*YOUR OBJECTIVE*
Each line that holds the word "如果我们注意饮食卫生" counts once; give the total for the records below and nothing else.

*TASK INPUTS*
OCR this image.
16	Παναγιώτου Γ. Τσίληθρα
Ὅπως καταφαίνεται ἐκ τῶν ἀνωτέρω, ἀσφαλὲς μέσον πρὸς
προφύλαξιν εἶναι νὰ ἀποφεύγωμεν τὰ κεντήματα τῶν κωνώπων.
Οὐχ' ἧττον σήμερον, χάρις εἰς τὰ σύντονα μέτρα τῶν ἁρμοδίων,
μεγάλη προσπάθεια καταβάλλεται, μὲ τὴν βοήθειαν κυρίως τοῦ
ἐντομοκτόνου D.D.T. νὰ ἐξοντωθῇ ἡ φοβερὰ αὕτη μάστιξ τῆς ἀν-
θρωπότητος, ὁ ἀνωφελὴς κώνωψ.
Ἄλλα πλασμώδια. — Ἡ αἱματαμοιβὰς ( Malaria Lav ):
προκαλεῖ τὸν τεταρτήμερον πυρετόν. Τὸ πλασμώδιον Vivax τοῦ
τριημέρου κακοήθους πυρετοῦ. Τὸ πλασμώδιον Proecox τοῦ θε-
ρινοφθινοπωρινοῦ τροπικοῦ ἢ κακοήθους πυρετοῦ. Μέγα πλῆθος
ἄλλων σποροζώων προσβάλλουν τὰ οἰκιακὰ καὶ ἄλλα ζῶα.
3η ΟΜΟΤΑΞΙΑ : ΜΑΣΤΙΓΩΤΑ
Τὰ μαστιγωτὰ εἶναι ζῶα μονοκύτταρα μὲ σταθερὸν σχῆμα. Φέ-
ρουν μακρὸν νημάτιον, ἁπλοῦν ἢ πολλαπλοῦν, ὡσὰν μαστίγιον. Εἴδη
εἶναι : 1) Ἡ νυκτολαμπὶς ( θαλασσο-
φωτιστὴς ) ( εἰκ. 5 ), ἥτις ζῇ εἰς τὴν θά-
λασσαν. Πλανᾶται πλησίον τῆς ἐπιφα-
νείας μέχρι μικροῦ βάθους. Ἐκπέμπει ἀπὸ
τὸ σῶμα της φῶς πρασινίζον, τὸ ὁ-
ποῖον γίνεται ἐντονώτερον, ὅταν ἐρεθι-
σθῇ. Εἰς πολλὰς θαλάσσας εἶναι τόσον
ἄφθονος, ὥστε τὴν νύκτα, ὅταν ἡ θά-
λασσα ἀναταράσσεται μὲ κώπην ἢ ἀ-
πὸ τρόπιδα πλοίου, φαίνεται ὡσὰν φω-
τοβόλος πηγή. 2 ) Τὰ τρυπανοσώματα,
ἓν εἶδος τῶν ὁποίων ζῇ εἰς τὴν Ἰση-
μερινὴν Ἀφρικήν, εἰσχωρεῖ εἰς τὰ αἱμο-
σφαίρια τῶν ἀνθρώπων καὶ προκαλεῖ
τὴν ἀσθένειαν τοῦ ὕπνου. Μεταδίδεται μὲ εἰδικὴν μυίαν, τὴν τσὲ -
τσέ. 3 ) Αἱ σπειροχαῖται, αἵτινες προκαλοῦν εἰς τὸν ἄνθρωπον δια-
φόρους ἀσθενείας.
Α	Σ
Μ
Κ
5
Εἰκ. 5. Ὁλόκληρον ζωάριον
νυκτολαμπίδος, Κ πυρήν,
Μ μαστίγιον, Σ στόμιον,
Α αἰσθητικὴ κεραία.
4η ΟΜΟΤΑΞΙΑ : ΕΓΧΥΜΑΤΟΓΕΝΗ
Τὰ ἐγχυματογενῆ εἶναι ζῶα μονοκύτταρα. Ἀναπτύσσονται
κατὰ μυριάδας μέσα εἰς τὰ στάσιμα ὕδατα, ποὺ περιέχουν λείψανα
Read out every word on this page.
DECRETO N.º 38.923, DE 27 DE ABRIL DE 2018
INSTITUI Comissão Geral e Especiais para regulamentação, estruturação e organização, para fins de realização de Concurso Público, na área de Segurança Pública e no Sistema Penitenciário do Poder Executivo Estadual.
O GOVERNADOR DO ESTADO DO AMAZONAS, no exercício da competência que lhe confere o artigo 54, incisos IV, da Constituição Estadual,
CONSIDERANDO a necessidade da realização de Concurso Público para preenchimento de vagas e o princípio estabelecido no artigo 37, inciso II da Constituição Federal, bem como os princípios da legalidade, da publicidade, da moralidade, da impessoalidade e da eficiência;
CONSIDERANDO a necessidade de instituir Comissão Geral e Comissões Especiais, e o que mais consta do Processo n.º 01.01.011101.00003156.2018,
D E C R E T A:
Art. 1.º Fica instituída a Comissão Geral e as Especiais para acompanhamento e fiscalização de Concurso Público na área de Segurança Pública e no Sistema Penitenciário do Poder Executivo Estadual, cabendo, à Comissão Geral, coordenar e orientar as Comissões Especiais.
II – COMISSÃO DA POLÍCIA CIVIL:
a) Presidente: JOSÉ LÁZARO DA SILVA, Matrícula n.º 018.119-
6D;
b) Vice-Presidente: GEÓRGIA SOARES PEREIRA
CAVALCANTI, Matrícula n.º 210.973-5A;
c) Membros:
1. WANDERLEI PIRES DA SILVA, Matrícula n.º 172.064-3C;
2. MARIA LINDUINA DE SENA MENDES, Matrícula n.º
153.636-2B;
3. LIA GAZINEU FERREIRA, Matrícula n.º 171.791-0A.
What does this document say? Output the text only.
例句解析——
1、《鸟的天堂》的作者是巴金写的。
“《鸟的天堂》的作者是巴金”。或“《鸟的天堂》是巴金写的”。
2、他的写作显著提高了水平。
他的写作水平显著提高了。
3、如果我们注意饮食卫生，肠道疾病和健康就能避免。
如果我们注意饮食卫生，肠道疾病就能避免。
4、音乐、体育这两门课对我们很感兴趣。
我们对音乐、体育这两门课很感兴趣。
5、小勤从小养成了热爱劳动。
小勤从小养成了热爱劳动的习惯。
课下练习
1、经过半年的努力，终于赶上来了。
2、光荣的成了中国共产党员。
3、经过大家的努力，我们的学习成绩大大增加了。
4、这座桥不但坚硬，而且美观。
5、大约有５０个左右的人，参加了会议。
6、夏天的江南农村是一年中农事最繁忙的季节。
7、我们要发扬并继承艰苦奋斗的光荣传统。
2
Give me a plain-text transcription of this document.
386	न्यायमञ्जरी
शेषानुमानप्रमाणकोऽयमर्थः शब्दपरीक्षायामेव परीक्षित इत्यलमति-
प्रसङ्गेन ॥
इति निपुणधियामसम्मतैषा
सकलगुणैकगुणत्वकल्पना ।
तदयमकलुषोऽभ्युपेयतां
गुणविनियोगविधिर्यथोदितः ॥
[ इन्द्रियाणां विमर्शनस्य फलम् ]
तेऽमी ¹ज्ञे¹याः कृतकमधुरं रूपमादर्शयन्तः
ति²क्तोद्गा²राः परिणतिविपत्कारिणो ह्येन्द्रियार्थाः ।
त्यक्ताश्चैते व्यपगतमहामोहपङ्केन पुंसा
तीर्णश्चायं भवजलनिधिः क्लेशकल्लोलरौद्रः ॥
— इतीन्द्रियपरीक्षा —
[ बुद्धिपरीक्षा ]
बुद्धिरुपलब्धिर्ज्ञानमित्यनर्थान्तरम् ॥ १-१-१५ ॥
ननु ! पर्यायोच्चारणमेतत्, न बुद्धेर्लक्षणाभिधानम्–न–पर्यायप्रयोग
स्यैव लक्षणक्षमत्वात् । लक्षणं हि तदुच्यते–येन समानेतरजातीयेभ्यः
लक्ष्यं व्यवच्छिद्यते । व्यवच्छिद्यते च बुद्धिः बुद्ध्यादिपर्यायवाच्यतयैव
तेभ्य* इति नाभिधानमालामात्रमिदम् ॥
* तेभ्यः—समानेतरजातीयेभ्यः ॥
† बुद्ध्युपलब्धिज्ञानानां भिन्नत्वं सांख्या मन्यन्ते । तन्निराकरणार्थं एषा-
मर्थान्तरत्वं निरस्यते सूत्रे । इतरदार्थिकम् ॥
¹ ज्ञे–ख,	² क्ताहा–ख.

*FINAL RESULT*
2